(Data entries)
╭──

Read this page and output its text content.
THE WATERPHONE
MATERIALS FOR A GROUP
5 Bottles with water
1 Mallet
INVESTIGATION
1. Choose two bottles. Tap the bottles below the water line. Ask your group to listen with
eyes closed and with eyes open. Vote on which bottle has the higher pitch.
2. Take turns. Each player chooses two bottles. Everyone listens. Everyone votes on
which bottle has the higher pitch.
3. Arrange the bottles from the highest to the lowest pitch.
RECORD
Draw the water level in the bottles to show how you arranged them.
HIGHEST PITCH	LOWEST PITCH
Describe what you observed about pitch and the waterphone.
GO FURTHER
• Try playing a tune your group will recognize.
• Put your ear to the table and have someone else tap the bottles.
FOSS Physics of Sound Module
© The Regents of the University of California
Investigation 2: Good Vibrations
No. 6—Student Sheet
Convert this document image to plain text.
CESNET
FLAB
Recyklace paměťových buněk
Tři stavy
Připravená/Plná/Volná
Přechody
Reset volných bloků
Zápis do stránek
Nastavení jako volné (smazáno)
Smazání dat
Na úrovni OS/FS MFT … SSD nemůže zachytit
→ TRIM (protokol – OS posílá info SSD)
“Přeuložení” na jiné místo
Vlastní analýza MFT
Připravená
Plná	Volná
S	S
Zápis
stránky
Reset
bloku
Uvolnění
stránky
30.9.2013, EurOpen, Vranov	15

╰──
╭──

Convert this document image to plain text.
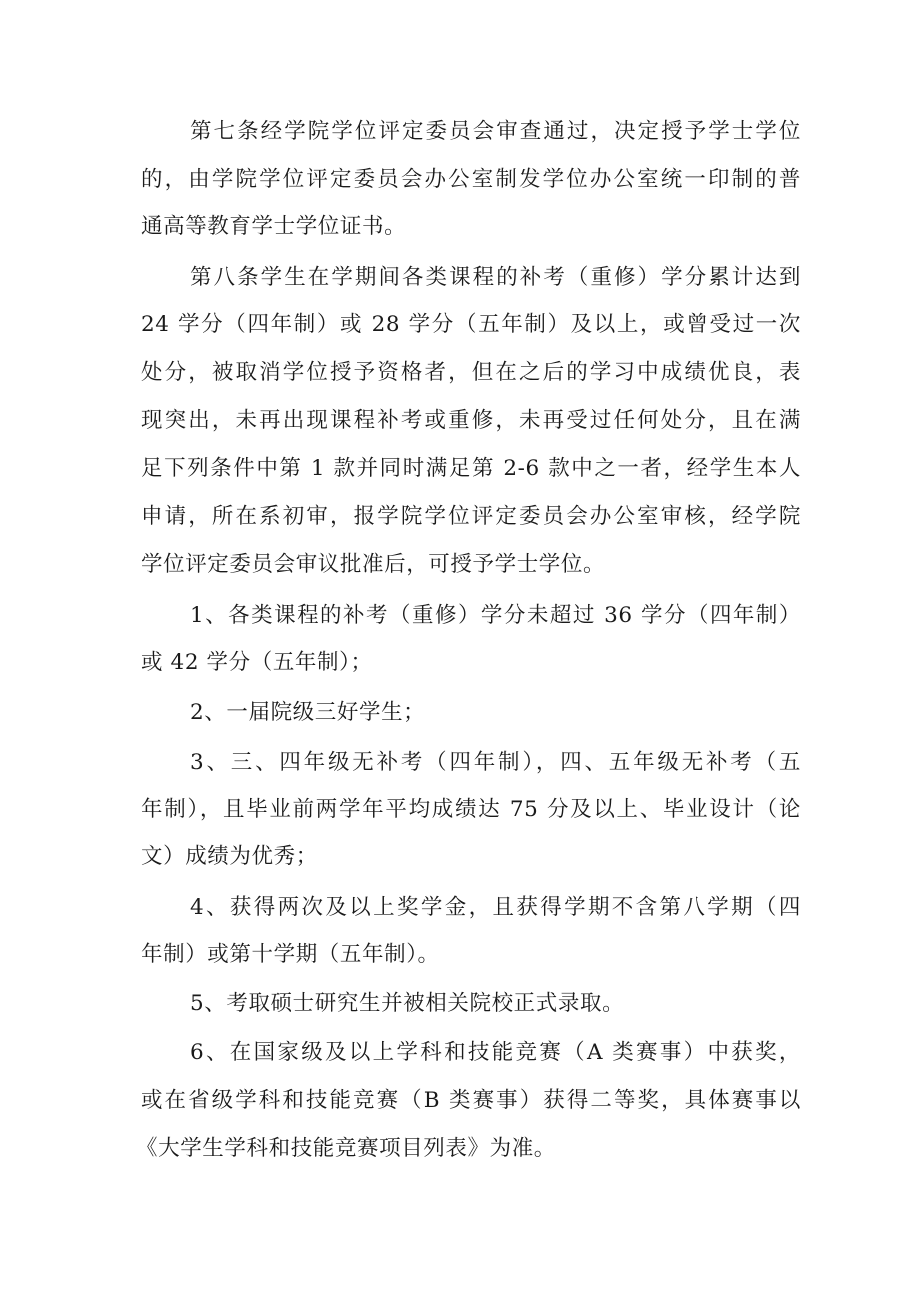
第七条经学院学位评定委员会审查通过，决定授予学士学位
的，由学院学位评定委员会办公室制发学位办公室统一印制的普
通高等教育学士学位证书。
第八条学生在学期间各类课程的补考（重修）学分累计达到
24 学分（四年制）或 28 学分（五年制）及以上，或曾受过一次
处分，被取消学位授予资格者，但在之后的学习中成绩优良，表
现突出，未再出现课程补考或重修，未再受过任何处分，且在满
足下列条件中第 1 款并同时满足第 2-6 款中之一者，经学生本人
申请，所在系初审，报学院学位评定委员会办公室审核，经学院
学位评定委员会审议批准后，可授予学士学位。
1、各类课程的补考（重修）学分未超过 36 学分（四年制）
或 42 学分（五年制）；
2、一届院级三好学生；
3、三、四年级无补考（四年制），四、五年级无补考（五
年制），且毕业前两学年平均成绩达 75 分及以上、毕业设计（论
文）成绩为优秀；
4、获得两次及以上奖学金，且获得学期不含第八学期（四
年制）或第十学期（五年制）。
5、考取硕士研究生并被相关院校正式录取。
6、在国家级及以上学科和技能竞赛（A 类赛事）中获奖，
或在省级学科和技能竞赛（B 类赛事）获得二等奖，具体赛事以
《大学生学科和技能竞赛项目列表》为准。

╰──

Determine how many lines include the word "your" and report that number by itself.

3